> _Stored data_
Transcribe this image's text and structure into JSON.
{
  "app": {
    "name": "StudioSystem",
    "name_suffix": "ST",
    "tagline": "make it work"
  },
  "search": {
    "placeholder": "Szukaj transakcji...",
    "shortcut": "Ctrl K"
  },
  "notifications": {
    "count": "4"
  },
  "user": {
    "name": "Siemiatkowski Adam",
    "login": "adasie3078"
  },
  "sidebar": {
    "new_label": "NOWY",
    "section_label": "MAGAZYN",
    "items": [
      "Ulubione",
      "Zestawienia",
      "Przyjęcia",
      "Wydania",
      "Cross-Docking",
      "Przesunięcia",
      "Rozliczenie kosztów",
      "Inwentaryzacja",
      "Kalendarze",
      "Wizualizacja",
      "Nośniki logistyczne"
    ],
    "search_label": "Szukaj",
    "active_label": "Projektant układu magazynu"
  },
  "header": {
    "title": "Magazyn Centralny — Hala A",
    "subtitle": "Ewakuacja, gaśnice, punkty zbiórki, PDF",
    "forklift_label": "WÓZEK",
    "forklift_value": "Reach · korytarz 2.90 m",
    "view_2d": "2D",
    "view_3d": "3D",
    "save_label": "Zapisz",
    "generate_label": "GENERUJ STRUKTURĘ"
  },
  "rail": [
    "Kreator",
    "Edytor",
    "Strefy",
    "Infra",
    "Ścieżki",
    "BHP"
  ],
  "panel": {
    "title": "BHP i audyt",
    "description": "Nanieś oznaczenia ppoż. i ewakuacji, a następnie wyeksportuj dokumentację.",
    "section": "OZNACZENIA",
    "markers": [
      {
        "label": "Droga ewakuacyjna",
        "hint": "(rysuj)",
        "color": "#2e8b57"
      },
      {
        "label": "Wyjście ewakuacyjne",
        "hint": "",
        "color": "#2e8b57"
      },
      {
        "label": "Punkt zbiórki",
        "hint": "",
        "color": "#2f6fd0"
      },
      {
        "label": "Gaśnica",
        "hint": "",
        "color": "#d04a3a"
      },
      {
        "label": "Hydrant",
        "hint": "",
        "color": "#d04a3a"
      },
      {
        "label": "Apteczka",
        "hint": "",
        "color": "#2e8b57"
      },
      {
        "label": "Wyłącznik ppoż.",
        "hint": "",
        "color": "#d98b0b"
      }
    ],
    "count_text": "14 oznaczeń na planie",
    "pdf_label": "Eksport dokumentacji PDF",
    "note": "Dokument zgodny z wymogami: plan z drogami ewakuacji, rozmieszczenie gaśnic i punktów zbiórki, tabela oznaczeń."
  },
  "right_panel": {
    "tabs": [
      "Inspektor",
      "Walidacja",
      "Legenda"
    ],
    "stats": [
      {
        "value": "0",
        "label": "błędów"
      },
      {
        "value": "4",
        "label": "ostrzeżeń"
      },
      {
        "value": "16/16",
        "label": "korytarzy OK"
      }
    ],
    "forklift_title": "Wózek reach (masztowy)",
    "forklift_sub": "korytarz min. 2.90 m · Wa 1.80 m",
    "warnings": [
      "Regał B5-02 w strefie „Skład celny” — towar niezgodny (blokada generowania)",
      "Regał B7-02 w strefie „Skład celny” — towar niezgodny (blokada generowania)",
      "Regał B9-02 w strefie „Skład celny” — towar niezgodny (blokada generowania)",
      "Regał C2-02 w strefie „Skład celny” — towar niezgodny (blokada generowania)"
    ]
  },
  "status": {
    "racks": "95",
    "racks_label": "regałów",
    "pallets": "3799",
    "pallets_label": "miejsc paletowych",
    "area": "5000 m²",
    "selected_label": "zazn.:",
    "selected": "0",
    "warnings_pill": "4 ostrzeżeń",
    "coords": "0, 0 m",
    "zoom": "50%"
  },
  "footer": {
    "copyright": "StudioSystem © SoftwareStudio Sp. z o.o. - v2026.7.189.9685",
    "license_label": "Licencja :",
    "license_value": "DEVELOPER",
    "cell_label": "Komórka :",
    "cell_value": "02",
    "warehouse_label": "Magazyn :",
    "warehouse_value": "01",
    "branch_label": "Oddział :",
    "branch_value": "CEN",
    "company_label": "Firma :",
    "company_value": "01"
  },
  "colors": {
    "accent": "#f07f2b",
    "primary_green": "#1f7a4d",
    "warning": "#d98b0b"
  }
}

> _REQUIRED TASK_
Take the lines above and retype all of them exactly.

> _SOLVED PROBLEM_
Transcribe this image's text and structure into JSON.
{
  "app": {
    "name": "StudioSystem",
    "name_suffix": "ST",
    "tagline": "make it work"
  },
  "search": {
    "placeholder": "Szukaj transakcji...",
    "shortcut": "Ctrl K"
  },
  "notifications": {
    "count": "4"
  },
  "user": {
    "name": "Siemiatkowski Adam",
    "login": "adasie3078"
  },
  "sidebar": {
    "new_label": "NOWY",
    "section_label": "MAGAZYN",
    "items": [
      "Ulubione",
      "Zestawienia",
      "Przyjęcia",
      "Wydania",
      "Cross-Docking",
      "Przesunięcia",
      "Rozliczenie kosztów",
      "Inwentaryzacja",
      "Kalendarze",
      "Wizualizacja",
      "Nośniki logistyczne"
    ],
    "search_label": "Szukaj",
    "active_label": "Projektant układu magazynu"
  },
  "header": {
    "title": "Magazyn Centralny — Hala A",
    "subtitle": "Ewakuacja, gaśnice, punkty zbiórki, PDF",
    "forklift_label": "WÓZEK",
    "forklift_value": "Reach · korytarz 2.90 m",
    "view_2d": "2D",
    "view_3d": "3D",
    "save_label": "Zapisz",
    "generate_label": "GENERUJ STRUKTURĘ"
  },
  "rail": [
    "Kreator",
    "Edytor",
    "Strefy",
    "Infra",
    "Ścieżki",
    "BHP"
  ],
  "panel": {
    "title": "BHP i audyt",
    "description": "Nanieś oznaczenia ppoż. i ewakuacji, a następnie wyeksportuj dokumentację.",
    "section": "OZNACZENIA",
    "markers": [
      {
        "label": "Droga ewakuacyjna",
        "hint": "(rysuj)",
        "color": "#2e8b57"
      },
      {
        "label": "Wyjście ewakuacyjne",
        "hint": "",
        "color": "#2e8b57"
      },
      {
        "label": "Punkt zbiórki",
        "hint": "",
        "color": "#2f6fd0"
      },
      {
        "label": "Gaśnica",
        "hint": "",
        "color": "#d04a3a"
      },
      {
        "label": "Hydrant",
        "hint": "",
        "color": "#d04a3a"
      },
      {
        "label": "Apteczka",
        "hint": "",
        "color": "#2e8b57"
      },
      {
        "label": "Wyłącznik ppoż.",
        "hint": "",
        "color": "#d98b0b"
      }
    ],
    "count_text": "14 oznaczeń na planie",
    "pdf_label": "Eksport dokumentacji PDF",
    "note": "Dokument zgodny z wymogami: plan z drogami ewakuacji, rozmieszczenie gaśnic i punktów zbiórki, tabela oznaczeń."
  },
  "right_panel": {
    "tabs": [
      "Inspektor",
      "Walidacja",
      "Legenda"
    ],
    "stats": [
      {
        "value": "0",
        "label": "błędów"
      },
      {
        "value": "4",
        "label": "ostrzeżeń"
      },
      {
        "value": "16/16",
        "label": "korytarzy OK"
      }
    ],
    "forklift_title": "Wózek reach (masztowy)",
    "forklift_sub": "korytarz min. 2.90 m · Wa 1.80 m",
    "warnings": [
      "Regał B5-02 w strefie „Skład celny” — towar niezgodny (blokada generowania)",
      "Regał B7-02 w strefie „Skład celny” — towar niezgodny (blokada generowania)",
      "Regał B9-02 w strefie „Skład celny” — towar niezgodny (blokada generowania)",
      "Regał C2-02 w strefie „Skład celny” — towar niezgodny (blokada generowania)"
    ]
  },
  "status": {
    "racks": "95",
    "racks_label": "regałów",
    "pallets": "3799",
    "pallets_label": "miejsc paletowych",
    "area": "5000 m²",
    "selected_label": "zazn.:",
    "selected": "0",
    "warnings_pill": "4 ostrzeżeń",
    "coords": "0, 0 m",
    "zoom": "50%"
  },
  "footer": {
    "copyright": "StudioSystem © SoftwareStudio Sp. z o.o. - v2026.7.189.9685",
    "license_label": "Licencja :",
    "license_value": "DEVELOPER",
    "cell_label": "Komórka :",
    "cell_value": "02",
    "warehouse_label": "Magazyn :",
    "warehouse_value": "01",
    "branch_label": "Oddział :",
    "branch_value": "CEN",
    "company_label": "Firma :",
    "company_value": "01"
  },
  "colors": {
    "accent": "#f07f2b",
    "primary_green": "#1f7a4d",
    "warning": "#d98b0b"
  }
}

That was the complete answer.